*THE REQUEST:*
Every line that holds the string "when" is to be identified and copied.

*MATERIAL SHOWN:*
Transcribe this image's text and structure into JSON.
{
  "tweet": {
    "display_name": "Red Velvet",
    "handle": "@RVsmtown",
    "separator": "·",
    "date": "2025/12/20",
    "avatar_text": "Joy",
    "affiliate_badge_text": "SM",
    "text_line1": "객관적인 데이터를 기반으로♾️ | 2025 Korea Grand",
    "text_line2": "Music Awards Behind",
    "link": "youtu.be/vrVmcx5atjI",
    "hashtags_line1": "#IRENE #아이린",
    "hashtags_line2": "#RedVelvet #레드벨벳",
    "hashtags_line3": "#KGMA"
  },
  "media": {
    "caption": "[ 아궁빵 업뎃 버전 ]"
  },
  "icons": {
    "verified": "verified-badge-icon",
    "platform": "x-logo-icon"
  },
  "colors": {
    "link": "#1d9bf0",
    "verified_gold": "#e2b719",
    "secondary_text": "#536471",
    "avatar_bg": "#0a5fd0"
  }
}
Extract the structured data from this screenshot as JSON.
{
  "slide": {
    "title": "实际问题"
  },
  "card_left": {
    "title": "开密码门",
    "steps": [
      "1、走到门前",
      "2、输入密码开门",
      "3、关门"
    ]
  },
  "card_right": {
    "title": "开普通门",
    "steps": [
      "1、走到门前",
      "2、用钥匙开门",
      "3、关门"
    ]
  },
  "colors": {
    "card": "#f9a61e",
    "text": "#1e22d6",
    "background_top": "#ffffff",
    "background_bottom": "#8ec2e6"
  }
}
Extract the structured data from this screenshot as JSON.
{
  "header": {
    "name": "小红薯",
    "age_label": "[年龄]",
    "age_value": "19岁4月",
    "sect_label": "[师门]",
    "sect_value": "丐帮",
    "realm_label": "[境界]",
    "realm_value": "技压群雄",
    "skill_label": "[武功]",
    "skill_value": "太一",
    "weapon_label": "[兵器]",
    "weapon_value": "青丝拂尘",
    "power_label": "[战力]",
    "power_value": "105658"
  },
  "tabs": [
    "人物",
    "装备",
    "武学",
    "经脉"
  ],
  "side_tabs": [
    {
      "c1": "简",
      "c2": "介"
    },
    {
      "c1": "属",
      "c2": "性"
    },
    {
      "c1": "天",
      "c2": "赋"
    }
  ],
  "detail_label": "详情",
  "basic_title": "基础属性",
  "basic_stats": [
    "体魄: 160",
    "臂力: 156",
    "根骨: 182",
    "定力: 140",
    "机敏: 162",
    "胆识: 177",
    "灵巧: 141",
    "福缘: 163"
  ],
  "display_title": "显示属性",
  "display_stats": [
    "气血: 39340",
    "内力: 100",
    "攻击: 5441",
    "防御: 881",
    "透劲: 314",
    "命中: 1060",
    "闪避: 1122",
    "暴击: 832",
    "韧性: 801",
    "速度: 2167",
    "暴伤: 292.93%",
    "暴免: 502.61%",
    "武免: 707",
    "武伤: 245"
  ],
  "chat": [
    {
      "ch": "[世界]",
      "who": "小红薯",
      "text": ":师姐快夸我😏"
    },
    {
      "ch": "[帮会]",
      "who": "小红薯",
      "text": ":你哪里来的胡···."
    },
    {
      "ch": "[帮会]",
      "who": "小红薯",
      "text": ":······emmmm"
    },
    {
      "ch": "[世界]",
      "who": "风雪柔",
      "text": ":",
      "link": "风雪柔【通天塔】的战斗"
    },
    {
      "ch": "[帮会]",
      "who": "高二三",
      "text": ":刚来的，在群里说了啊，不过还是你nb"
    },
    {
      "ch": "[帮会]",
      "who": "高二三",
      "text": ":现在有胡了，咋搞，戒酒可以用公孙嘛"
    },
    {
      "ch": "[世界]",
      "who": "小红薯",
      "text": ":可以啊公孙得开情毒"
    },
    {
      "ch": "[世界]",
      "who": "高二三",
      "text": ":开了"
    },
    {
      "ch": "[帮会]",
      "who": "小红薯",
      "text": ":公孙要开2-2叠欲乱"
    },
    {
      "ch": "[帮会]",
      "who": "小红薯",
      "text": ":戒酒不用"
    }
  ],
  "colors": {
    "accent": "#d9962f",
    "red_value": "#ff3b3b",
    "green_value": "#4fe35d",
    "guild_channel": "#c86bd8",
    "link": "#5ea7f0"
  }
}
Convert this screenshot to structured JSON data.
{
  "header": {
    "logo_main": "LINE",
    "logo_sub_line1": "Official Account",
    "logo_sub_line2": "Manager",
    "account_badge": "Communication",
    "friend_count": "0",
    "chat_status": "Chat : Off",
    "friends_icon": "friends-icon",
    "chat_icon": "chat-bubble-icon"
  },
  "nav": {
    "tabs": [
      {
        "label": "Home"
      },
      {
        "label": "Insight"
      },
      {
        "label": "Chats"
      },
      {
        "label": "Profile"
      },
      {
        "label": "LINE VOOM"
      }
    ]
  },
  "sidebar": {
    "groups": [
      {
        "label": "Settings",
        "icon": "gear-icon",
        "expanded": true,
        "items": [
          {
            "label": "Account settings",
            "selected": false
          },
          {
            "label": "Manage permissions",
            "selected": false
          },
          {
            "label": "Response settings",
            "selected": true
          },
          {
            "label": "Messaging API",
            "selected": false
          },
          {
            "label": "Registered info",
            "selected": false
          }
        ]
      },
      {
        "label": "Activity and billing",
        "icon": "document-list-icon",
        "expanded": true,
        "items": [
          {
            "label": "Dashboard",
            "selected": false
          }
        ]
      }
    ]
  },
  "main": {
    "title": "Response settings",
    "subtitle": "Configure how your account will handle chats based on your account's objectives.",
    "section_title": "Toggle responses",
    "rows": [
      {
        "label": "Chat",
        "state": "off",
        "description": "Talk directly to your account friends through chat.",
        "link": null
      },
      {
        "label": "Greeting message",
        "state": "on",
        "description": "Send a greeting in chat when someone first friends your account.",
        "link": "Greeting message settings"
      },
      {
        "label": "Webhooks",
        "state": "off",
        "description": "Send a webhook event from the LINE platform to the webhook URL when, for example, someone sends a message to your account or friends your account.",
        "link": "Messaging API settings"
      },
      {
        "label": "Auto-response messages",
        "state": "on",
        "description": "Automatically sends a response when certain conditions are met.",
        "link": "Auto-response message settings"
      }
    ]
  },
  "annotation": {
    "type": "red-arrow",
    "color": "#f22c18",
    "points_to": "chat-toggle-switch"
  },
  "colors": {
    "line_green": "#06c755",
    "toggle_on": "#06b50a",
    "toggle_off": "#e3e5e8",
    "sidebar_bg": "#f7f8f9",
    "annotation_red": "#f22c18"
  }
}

*TASK RESPONSE:*
        "description": "Send a greeting in chat when someone first friends your account.",
        "description": "Send a webhook event from the LINE platform to the webhook URL when, for example, someone sends a message to your account or friends your account.",
        "description": "Automatically sends a response when certain conditions are met.",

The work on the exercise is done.